-- START OF RECORDS SHOWN --

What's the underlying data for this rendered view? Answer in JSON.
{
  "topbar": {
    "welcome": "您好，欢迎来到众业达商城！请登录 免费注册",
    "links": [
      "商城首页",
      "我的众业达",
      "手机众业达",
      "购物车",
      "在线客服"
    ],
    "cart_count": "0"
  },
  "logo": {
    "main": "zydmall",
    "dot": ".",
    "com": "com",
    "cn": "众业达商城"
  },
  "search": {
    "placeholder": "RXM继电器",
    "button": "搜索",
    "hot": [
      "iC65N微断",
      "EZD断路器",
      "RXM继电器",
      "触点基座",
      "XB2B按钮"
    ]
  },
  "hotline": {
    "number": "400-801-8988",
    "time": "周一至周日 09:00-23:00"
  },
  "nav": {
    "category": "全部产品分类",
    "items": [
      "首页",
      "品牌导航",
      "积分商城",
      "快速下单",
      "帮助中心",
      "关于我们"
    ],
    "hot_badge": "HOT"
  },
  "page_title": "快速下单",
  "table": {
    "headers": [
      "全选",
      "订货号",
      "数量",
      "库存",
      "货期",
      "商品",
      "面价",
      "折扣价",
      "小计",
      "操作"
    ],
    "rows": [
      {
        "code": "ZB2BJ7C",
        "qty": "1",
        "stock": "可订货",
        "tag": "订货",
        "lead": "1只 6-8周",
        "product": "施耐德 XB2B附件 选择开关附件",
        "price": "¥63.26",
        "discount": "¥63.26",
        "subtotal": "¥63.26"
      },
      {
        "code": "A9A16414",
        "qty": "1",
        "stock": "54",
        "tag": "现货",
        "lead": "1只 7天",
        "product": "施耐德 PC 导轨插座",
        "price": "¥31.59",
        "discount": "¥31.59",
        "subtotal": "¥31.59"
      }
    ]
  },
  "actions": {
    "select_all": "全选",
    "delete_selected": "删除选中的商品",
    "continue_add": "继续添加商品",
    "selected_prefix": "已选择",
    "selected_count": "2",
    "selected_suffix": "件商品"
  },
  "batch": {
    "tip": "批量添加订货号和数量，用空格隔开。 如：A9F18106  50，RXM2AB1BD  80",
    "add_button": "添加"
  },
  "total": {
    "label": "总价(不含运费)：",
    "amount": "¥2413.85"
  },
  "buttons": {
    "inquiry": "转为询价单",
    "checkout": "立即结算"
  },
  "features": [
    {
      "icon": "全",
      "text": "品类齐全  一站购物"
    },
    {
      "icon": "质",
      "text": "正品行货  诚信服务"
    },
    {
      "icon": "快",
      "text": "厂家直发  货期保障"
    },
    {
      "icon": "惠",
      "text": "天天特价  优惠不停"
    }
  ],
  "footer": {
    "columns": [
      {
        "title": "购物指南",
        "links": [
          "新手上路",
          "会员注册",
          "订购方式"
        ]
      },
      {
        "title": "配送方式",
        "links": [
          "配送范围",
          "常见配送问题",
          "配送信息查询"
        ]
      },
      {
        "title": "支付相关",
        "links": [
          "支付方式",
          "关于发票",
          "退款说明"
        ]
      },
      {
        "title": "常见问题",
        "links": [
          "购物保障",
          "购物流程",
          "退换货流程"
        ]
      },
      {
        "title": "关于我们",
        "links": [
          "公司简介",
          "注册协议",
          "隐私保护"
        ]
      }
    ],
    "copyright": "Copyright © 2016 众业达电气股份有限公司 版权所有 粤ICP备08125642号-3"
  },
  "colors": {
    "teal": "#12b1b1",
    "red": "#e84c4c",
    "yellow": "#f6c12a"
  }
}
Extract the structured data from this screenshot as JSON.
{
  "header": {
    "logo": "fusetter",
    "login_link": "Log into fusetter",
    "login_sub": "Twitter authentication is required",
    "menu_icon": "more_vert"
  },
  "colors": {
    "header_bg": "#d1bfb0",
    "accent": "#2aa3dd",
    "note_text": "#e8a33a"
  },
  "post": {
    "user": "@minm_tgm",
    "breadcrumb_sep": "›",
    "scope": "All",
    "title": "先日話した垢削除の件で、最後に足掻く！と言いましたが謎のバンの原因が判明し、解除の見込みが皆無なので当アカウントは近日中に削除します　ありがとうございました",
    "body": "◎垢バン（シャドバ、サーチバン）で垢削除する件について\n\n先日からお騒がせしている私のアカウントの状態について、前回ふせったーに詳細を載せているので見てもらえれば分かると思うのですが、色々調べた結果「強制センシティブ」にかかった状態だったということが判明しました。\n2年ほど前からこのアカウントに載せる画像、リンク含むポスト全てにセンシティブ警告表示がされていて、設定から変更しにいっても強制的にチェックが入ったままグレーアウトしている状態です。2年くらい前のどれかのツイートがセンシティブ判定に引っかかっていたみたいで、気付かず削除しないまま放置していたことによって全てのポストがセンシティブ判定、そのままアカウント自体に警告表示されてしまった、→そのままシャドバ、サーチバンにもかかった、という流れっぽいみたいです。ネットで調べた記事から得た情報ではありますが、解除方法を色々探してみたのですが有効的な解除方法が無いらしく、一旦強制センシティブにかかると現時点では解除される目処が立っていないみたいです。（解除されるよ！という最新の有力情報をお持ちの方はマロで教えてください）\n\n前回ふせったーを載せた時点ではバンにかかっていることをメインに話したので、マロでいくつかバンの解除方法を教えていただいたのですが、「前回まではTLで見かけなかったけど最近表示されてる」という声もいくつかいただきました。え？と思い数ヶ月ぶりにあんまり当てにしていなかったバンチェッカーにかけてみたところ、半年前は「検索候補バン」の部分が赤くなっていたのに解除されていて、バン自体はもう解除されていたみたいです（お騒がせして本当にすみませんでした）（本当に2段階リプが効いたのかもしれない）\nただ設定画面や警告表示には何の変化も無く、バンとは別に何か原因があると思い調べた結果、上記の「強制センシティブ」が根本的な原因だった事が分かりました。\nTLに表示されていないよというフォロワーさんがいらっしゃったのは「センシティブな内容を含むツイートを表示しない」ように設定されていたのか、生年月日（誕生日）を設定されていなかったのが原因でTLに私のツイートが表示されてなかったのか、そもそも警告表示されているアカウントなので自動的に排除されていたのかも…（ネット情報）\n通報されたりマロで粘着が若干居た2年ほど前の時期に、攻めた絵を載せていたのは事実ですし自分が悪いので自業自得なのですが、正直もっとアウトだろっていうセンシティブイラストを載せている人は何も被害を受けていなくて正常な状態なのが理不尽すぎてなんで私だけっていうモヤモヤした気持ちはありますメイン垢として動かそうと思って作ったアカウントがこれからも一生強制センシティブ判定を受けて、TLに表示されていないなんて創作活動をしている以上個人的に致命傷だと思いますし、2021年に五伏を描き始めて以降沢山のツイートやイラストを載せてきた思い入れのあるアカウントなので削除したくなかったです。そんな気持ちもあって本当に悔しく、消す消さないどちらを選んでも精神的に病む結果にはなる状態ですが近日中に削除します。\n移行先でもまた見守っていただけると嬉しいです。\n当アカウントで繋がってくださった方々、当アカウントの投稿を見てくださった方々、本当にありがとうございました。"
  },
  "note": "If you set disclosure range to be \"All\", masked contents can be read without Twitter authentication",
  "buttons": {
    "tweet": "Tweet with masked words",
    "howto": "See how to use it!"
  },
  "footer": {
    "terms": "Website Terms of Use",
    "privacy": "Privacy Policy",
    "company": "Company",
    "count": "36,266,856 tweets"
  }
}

-- END OF RECORDS SHOWN --

WHAT TO DO
Repeat all the entries exactly as given.

SOLUTION TO THE PROBLEM
What's the underlying data for this rendered view? Answer in JSON.
{
  "topbar": {
    "welcome": "您好，欢迎来到众业达商城！请登录 免费注册",
    "links": [
      "商城首页",
      "我的众业达",
      "手机众业达",
      "购物车",
      "在线客服"
    ],
    "cart_count": "0"
  },
  "logo": {
    "main": "zydmall",
    "dot": ".",
    "com": "com",
    "cn": "众业达商城"
  },
  "search": {
    "placeholder": "RXM继电器",
    "button": "搜索",
    "hot": [
      "iC65N微断",
      "EZD断路器",
      "RXM继电器",
      "触点基座",
      "XB2B按钮"
    ]
  },
  "hotline": {
    "number": "400-801-8988",
    "time": "周一至周日 09:00-23:00"
  },
  "nav": {
    "category": "全部产品分类",
    "items": [
      "首页",
      "品牌导航",
      "积分商城",
      "快速下单",
      "帮助中心",
      "关于我们"
    ],
    "hot_badge": "HOT"
  },
  "page_title": "快速下单",
  "table": {
    "headers": [
      "全选",
      "订货号",
      "数量",
      "库存",
      "货期",
      "商品",
      "面价",
      "折扣价",
      "小计",
      "操作"
    ],
    "rows": [
      {
        "code": "ZB2BJ7C",
        "qty": "1",
        "stock": "可订货",
        "tag": "订货",
        "lead": "1只 6-8周",
        "product": "施耐德 XB2B附件 选择开关附件",
        "price": "¥63.26",
        "discount": "¥63.26",
        "subtotal": "¥63.26"
      },
      {
        "code": "A9A16414",
        "qty": "1",
        "stock": "54",
        "tag": "现货",
        "lead": "1只 7天",
        "product": "施耐德 PC 导轨插座",
        "price": "¥31.59",
        "discount": "¥31.59",
        "subtotal": "¥31.59"
      }
    ]
  },
  "actions": {
    "select_all": "全选",
    "delete_selected": "删除选中的商品",
    "continue_add": "继续添加商品",
    "selected_prefix": "已选择",
    "selected_count": "2",
    "selected_suffix": "件商品"
  },
  "batch": {
    "tip": "批量添加订货号和数量，用空格隔开。 如：A9F18106  50，RXM2AB1BD  80",
    "add_button": "添加"
  },
  "total": {
    "label": "总价(不含运费)：",
    "amount": "¥2413.85"
  },
  "buttons": {
    "inquiry": "转为询价单",
    "checkout": "立即结算"
  },
  "features": [
    {
      "icon": "全",
      "text": "品类齐全  一站购物"
    },
    {
      "icon": "质",
      "text": "正品行货  诚信服务"
    },
    {
      "icon": "快",
      "text": "厂家直发  货期保障"
    },
    {
      "icon": "惠",
      "text": "天天特价  优惠不停"
    }
  ],
  "footer": {
    "columns": [
      {
        "title": "购物指南",
        "links": [
          "新手上路",
          "会员注册",
          "订购方式"
        ]
      },
      {
        "title": "配送方式",
        "links": [
          "配送范围",
          "常见配送问题",
          "配送信息查询"
        ]
      },
      {
        "title": "支付相关",
        "links": [
          "支付方式",
          "关于发票",
          "退款说明"
        ]
      },
      {
        "title": "常见问题",
        "links": [
          "购物保障",
          "购物流程",
          "退换货流程"
        ]
      },
      {
        "title": "关于我们",
        "links": [
          "公司简介",
          "注册协议",
          "隐私保护"
        ]
      }
    ],
    "copyright": "Copyright © 2016 众业达电气股份有限公司 版权所有 粤ICP备08125642号-3"
  },
  "colors": {
    "teal": "#12b1b1",
    "red": "#e84c4c",
    "yellow": "#f6c12a"
  }
}
Extract the structured data from this screenshot as JSON.
{
  "header": {
    "logo": "fusetter",
    "login_link": "Log into fusetter",
    "login_sub": "Twitter authentication is required",
    "menu_icon": "more_vert"
  },
  "colors": {
    "header_bg": "#d1bfb0",
    "accent": "#2aa3dd",
    "note_text": "#e8a33a"
  },
  "post": {
    "user": "@minm_tgm",
    "breadcrumb_sep": "›",
    "scope": "All",
    "title": "先日話した垢削除の件で、最後に足掻く！と言いましたが謎のバンの原因が判明し、解除の見込みが皆無なので当アカウントは近日中に削除します　ありがとうございました",
    "body": "◎垢バン（シャドバ、サーチバン）で垢削除する件について\n\n先日からお騒がせしている私のアカウントの状態について、前回ふせったーに詳細を載せているので見てもらえれば分かると思うのですが、色々調べた結果「強制センシティブ」にかかった状態だったということが判明しました。\n2年ほど前からこのアカウントに載せる画像、リンク含むポスト全てにセンシティブ警告表示がされていて、設定から変更しにいっても強制的にチェックが入ったままグレーアウトしている状態です。2年くらい前のどれかのツイートがセンシティブ判定に引っかかっていたみたいで、気付かず削除しないまま放置していたことによって全てのポストがセンシティブ判定、そのままアカウント自体に警告表示されてしまった、→そのままシャドバ、サーチバンにもかかった、という流れっぽいみたいです。ネットで調べた記事から得た情報ではありますが、解除方法を色々探してみたのですが有効的な解除方法が無いらしく、一旦強制センシティブにかかると現時点では解除される目処が立っていないみたいです。（解除されるよ！という最新の有力情報をお持ちの方はマロで教えてください）\n\n前回ふせったーを載せた時点ではバンにかかっていることをメインに話したので、マロでいくつかバンの解除方法を教えていただいたのですが、「前回まではTLで見かけなかったけど最近表示されてる」という声もいくつかいただきました。え？と思い数ヶ月ぶりにあんまり当てにしていなかったバンチェッカーにかけてみたところ、半年前は「検索候補バン」の部分が赤くなっていたのに解除されていて、バン自体はもう解除されていたみたいです（お騒がせして本当にすみませんでした）（本当に2段階リプが効いたのかもしれない）\nただ設定画面や警告表示には何の変化も無く、バンとは別に何か原因があると思い調べた結果、上記の「強制センシティブ」が根本的な原因だった事が分かりました。\nTLに表示されていないよというフォロワーさんがいらっしゃったのは「センシティブな内容を含むツイートを表示しない」ように設定されていたのか、生年月日（誕生日）を設定されていなかったのが原因でTLに私のツイートが表示されてなかったのか、そもそも警告表示されているアカウントなので自動的に排除されていたのかも…（ネット情報）\n通報されたりマロで粘着が若干居た2年ほど前の時期に、攻めた絵を載せていたのは事実ですし自分が悪いので自業自得なのですが、正直もっとアウトだろっていうセンシティブイラストを載せている人は何も被害を受けていなくて正常な状態なのが理不尽すぎてなんで私だけっていうモヤモヤした気持ちはありますメイン垢として動かそうと思って作ったアカウントがこれからも一生強制センシティブ判定を受けて、TLに表示されていないなんて創作活動をしている以上個人的に致命傷だと思いますし、2021年に五伏を描き始めて以降沢山のツイートやイラストを載せてきた思い入れのあるアカウントなので削除したくなかったです。そんな気持ちもあって本当に悔しく、消す消さないどちらを選んでも精神的に病む結果にはなる状態ですが近日中に削除します。\n移行先でもまた見守っていただけると嬉しいです。\n当アカウントで繋がってくださった方々、当アカウントの投稿を見てくださった方々、本当にありがとうございました。"
  },
  "note": "If you set disclosure range to be \"All\", masked contents can be read without Twitter authentication",
  "buttons": {
    "tweet": "Tweet with masked words",
    "howto": "See how to use it!"
  },
  "footer": {
    "terms": "Website Terms of Use",
    "privacy": "Privacy Policy",
    "company": "Company",
    "count": "36,266,856 tweets"
  }
}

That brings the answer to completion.